-- Data for this exercise start --
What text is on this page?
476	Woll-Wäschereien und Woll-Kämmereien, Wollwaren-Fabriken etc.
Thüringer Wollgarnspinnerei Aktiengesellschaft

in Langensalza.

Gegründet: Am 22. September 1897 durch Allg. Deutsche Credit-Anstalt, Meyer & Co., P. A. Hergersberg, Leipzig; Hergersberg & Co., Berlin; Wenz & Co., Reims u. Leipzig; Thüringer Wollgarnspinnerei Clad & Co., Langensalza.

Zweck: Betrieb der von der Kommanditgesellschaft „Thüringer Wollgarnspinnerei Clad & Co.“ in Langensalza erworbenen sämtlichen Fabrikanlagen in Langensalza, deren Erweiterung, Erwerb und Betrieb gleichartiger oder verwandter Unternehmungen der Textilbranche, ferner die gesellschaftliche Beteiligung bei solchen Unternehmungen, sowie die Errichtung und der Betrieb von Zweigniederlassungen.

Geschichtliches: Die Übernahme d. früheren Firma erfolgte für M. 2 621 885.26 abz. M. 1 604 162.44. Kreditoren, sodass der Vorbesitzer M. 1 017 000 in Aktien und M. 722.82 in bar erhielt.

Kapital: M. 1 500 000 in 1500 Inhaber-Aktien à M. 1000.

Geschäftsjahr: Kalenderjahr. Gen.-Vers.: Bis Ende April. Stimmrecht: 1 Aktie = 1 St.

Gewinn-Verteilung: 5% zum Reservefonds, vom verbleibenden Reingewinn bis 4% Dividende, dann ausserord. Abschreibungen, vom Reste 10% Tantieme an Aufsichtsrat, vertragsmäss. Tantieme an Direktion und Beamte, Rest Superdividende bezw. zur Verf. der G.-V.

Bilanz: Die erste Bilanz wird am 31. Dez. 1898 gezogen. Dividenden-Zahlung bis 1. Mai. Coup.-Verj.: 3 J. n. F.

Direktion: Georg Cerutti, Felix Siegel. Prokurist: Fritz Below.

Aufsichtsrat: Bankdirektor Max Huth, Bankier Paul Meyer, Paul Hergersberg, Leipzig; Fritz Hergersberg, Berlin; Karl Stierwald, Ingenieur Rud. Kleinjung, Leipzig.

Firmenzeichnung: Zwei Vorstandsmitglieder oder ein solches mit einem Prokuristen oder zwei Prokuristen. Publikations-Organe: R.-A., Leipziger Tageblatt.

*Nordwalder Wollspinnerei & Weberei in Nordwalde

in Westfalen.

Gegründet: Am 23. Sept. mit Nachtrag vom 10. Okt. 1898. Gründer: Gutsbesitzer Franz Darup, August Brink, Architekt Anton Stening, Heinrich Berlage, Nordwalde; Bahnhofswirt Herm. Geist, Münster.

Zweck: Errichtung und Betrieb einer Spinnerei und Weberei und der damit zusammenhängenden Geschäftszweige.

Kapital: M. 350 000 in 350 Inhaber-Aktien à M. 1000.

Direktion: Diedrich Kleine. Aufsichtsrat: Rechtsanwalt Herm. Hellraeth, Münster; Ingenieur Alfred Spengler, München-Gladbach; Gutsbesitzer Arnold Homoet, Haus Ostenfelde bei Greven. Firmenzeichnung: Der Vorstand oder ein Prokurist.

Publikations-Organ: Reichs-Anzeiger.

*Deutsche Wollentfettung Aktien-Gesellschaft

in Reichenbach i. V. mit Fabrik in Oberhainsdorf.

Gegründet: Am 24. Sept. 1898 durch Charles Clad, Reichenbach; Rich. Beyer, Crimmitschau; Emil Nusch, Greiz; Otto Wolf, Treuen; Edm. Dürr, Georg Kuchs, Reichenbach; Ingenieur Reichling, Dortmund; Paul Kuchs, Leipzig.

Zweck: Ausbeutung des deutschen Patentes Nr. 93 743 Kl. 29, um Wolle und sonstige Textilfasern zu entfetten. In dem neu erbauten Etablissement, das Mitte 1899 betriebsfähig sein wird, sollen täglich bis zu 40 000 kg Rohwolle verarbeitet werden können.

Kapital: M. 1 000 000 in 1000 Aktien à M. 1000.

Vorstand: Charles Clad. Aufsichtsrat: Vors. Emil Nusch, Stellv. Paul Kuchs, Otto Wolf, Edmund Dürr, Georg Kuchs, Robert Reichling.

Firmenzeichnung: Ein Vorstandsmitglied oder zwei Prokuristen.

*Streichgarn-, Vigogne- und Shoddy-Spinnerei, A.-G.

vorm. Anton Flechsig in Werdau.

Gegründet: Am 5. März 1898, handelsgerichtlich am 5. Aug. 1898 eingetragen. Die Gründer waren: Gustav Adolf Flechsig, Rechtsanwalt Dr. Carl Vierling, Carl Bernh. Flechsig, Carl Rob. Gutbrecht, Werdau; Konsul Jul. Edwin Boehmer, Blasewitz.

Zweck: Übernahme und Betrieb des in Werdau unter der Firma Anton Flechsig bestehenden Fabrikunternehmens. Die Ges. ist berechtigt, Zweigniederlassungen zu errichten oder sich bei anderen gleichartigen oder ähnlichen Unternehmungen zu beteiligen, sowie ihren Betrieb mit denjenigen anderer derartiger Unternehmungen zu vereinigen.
-- Data for this exercise end --
Set exercise:
Transcribe the data. Leave every line exactly as it is.

Solution to this exercise:
What text is on this page?
476	Woll-Wäschereien und Woll-Kämmereien, Wollwaren-Fabriken etc.
Thüringer Wollgarnspinnerei Aktiengesellschaft

in Langensalza.

Gegründet: Am 22. September 1897 durch Allg. Deutsche Credit-Anstalt, Meyer & Co., P. A. Hergersberg, Leipzig; Hergersberg & Co., Berlin; Wenz & Co., Reims u. Leipzig; Thüringer Wollgarnspinnerei Clad & Co., Langensalza.

Zweck: Betrieb der von der Kommanditgesellschaft „Thüringer Wollgarnspinnerei Clad & Co.“ in Langensalza erworbenen sämtlichen Fabrikanlagen in Langensalza, deren Erweiterung, Erwerb und Betrieb gleichartiger oder verwandter Unternehmungen der Textilbranche, ferner die gesellschaftliche Beteiligung bei solchen Unternehmungen, sowie die Errichtung und der Betrieb von Zweigniederlassungen.

Geschichtliches: Die Übernahme d. früheren Firma erfolgte für M. 2 621 885.26 abz. M. 1 604 162.44. Kreditoren, sodass der Vorbesitzer M. 1 017 000 in Aktien und M. 722.82 in bar erhielt.

Kapital: M. 1 500 000 in 1500 Inhaber-Aktien à M. 1000.

Geschäftsjahr: Kalenderjahr. Gen.-Vers.: Bis Ende April. Stimmrecht: 1 Aktie = 1 St.

Gewinn-Verteilung: 5% zum Reservefonds, vom verbleibenden Reingewinn bis 4% Dividende, dann ausserord. Abschreibungen, vom Reste 10% Tantieme an Aufsichtsrat, vertragsmäss. Tantieme an Direktion und Beamte, Rest Superdividende bezw. zur Verf. der G.-V.

Bilanz: Die erste Bilanz wird am 31. Dez. 1898 gezogen. Dividenden-Zahlung bis 1. Mai. Coup.-Verj.: 3 J. n. F.

Direktion: Georg Cerutti, Felix Siegel. Prokurist: Fritz Below.

Aufsichtsrat: Bankdirektor Max Huth, Bankier Paul Meyer, Paul Hergersberg, Leipzig; Fritz Hergersberg, Berlin; Karl Stierwald, Ingenieur Rud. Kleinjung, Leipzig.

Firmenzeichnung: Zwei Vorstandsmitglieder oder ein solches mit einem Prokuristen oder zwei Prokuristen. Publikations-Organe: R.-A., Leipziger Tageblatt.

*Nordwalder Wollspinnerei & Weberei in Nordwalde

in Westfalen.

Gegründet: Am 23. Sept. mit Nachtrag vom 10. Okt. 1898. Gründer: Gutsbesitzer Franz Darup, August Brink, Architekt Anton Stening, Heinrich Berlage, Nordwalde; Bahnhofswirt Herm. Geist, Münster.

Zweck: Errichtung und Betrieb einer Spinnerei und Weberei und der damit zusammenhängenden Geschäftszweige.

Kapital: M. 350 000 in 350 Inhaber-Aktien à M. 1000.

Direktion: Diedrich Kleine. Aufsichtsrat: Rechtsanwalt Herm. Hellraeth, Münster; Ingenieur Alfred Spengler, München-Gladbach; Gutsbesitzer Arnold Homoet, Haus Ostenfelde bei Greven. Firmenzeichnung: Der Vorstand oder ein Prokurist.

Publikations-Organ: Reichs-Anzeiger.

*Deutsche Wollentfettung Aktien-Gesellschaft

in Reichenbach i. V. mit Fabrik in Oberhainsdorf.

Gegründet: Am 24. Sept. 1898 durch Charles Clad, Reichenbach; Rich. Beyer, Crimmitschau; Emil Nusch, Greiz; Otto Wolf, Treuen; Edm. Dürr, Georg Kuchs, Reichenbach; Ingenieur Reichling, Dortmund; Paul Kuchs, Leipzig.

Zweck: Ausbeutung des deutschen Patentes Nr. 93 743 Kl. 29, um Wolle und sonstige Textilfasern zu entfetten. In dem neu erbauten Etablissement, das Mitte 1899 betriebsfähig sein wird, sollen täglich bis zu 40 000 kg Rohwolle verarbeitet werden können.

Kapital: M. 1 000 000 in 1000 Aktien à M. 1000.

Vorstand: Charles Clad. Aufsichtsrat: Vors. Emil Nusch, Stellv. Paul Kuchs, Otto Wolf, Edmund Dürr, Georg Kuchs, Robert Reichling.

Firmenzeichnung: Ein Vorstandsmitglied oder zwei Prokuristen.

*Streichgarn-, Vigogne- und Shoddy-Spinnerei, A.-G.

vorm. Anton Flechsig in Werdau.

Gegründet: Am 5. März 1898, handelsgerichtlich am 5. Aug. 1898 eingetragen. Die Gründer waren: Gustav Adolf Flechsig, Rechtsanwalt Dr. Carl Vierling, Carl Bernh. Flechsig, Carl Rob. Gutbrecht, Werdau; Konsul Jul. Edwin Boehmer, Blasewitz.

Zweck: Übernahme und Betrieb des in Werdau unter der Firma Anton Flechsig bestehenden Fabrikunternehmens. Die Ges. ist berechtigt, Zweigniederlassungen zu errichten oder sich bei anderen gleichartigen oder ähnlichen Unternehmungen zu beteiligen, sowie ihren Betrieb mit denjenigen anderer derartiger Unternehmungen zu vereinigen.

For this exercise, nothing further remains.